Data items:
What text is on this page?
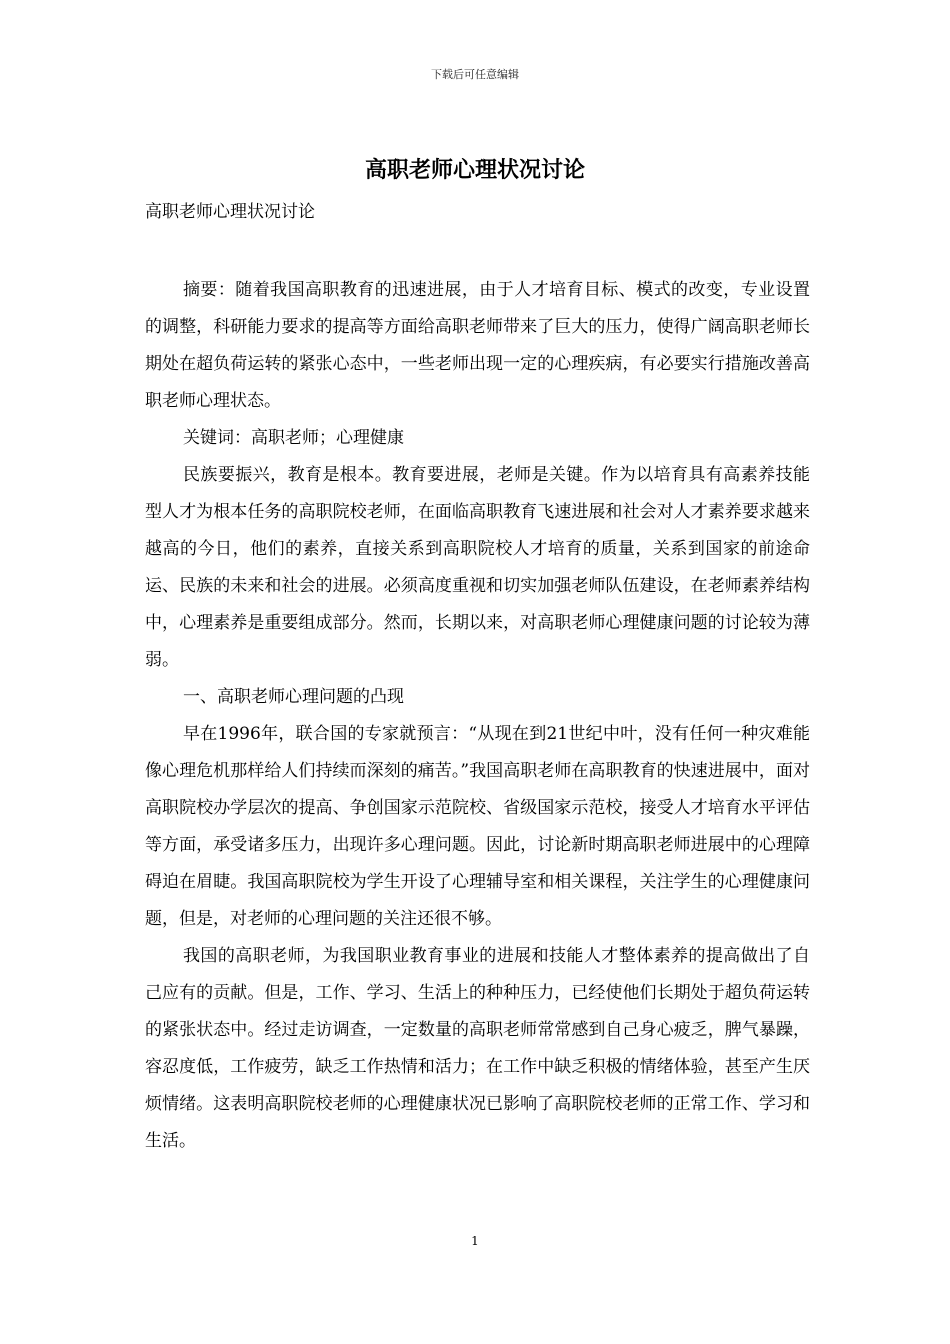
下载后可任意编辑
高职老师心理状况讨论
高职老师心理状况讨论

摘要：随着我国高职教育的迅速进展，由于人才培育目标、模式的改变，专业设置的调整，科研能力要求的提高等方面给高职老师带来了巨大的压力，使得广阔高职老师长期处在超负荷运转的紧张心态中，一些老师出现一定的心理疾病，有必要实行措施改善高职老师心理状态。

关键词：高职老师；心理健康

民族要振兴，教育是根本。教育要进展，老师是关键。作为以培育具有高素养技能型人才为根本任务的高职院校老师，在面临高职教育飞速进展和社会对人才素养要求越来越高的今日，他们的素养，直接关系到高职院校人才培育的质量，关系到国家的前途命运、民族的未来和社会的进展。必须高度重视和切实加强老师队伍建设，在老师素养结构中，心理素养是重要组成部分。然而，长期以来，对高职老师心理健康问题的讨论较为薄弱。

一、高职老师心理问题的凸现

早在1996年，联合国的专家就预言：“从现在到21世纪中叶，没有任何一种灾难能像心理危机那样给人们持续而深刻的痛苦。”我国高职老师在高职教育的快速进展中，面对高职院校办学层次的提高、争创国家示范院校、省级国家示范校，接受人才培育水平评估等方面，承受诸多压力，出现许多心理问题。因此，讨论新时期高职老师进展中的心理障碍迫在眉睫。我国高职院校为学生开设了心理辅导室和相关课程，关注学生的心理健康问题，但是，对老师的心理问题的关注还很不够。

我国的高职老师，为我国职业教育事业的进展和技能人才整体素养的提高做出了自己应有的贡献。但是，工作、学习、生活上的种种压力，已经使他们长期处于超负荷运转的紧张状态中。经过走访调查，一定数量的高职老师常常感到自己身心疲乏，脾气暴躁，容忍度低，工作疲劳，缺乏工作热情和活力；在工作中缺乏积极的情绪体验，甚至产生厌烦情绪。这表明高职院校老师的心理健康状况已影响了高职院校老师的正常工作、学习和生活。

1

→ Stated problem
Except for the pictures, print the data above exactly.

→ Answer to the problem
What text is on this page?
下载后可任意编辑
高职老师心理状况讨论
高职老师心理状况讨论

摘要：随着我国高职教育的迅速进展，由于人才培育目标、模式的改变，专业设置的调整，科研能力要求的提高等方面给高职老师带来了巨大的压力，使得广阔高职老师长期处在超负荷运转的紧张心态中，一些老师出现一定的心理疾病，有必要实行措施改善高职老师心理状态。

关键词：高职老师；心理健康

民族要振兴，教育是根本。教育要进展，老师是关键。作为以培育具有高素养技能型人才为根本任务的高职院校老师，在面临高职教育飞速进展和社会对人才素养要求越来越高的今日，他们的素养，直接关系到高职院校人才培育的质量，关系到国家的前途命运、民族的未来和社会的进展。必须高度重视和切实加强老师队伍建设，在老师素养结构中，心理素养是重要组成部分。然而，长期以来，对高职老师心理健康问题的讨论较为薄弱。

一、高职老师心理问题的凸现

早在1996年，联合国的专家就预言：“从现在到21世纪中叶，没有任何一种灾难能像心理危机那样给人们持续而深刻的痛苦。”我国高职老师在高职教育的快速进展中，面对高职院校办学层次的提高、争创国家示范院校、省级国家示范校，接受人才培育水平评估等方面，承受诸多压力，出现许多心理问题。因此，讨论新时期高职老师进展中的心理障碍迫在眉睫。我国高职院校为学生开设了心理辅导室和相关课程，关注学生的心理健康问题，但是，对老师的心理问题的关注还很不够。

我国的高职老师，为我国职业教育事业的进展和技能人才整体素养的提高做出了自己应有的贡献。但是，工作、学习、生活上的种种压力，已经使他们长期处于超负荷运转的紧张状态中。经过走访调查，一定数量的高职老师常常感到自己身心疲乏，脾气暴躁，容忍度低，工作疲劳，缺乏工作热情和活力；在工作中缺乏积极的情绪体验，甚至产生厌烦情绪。这表明高职院校老师的心理健康状况已影响了高职院校老师的正常工作、学习和生活。

1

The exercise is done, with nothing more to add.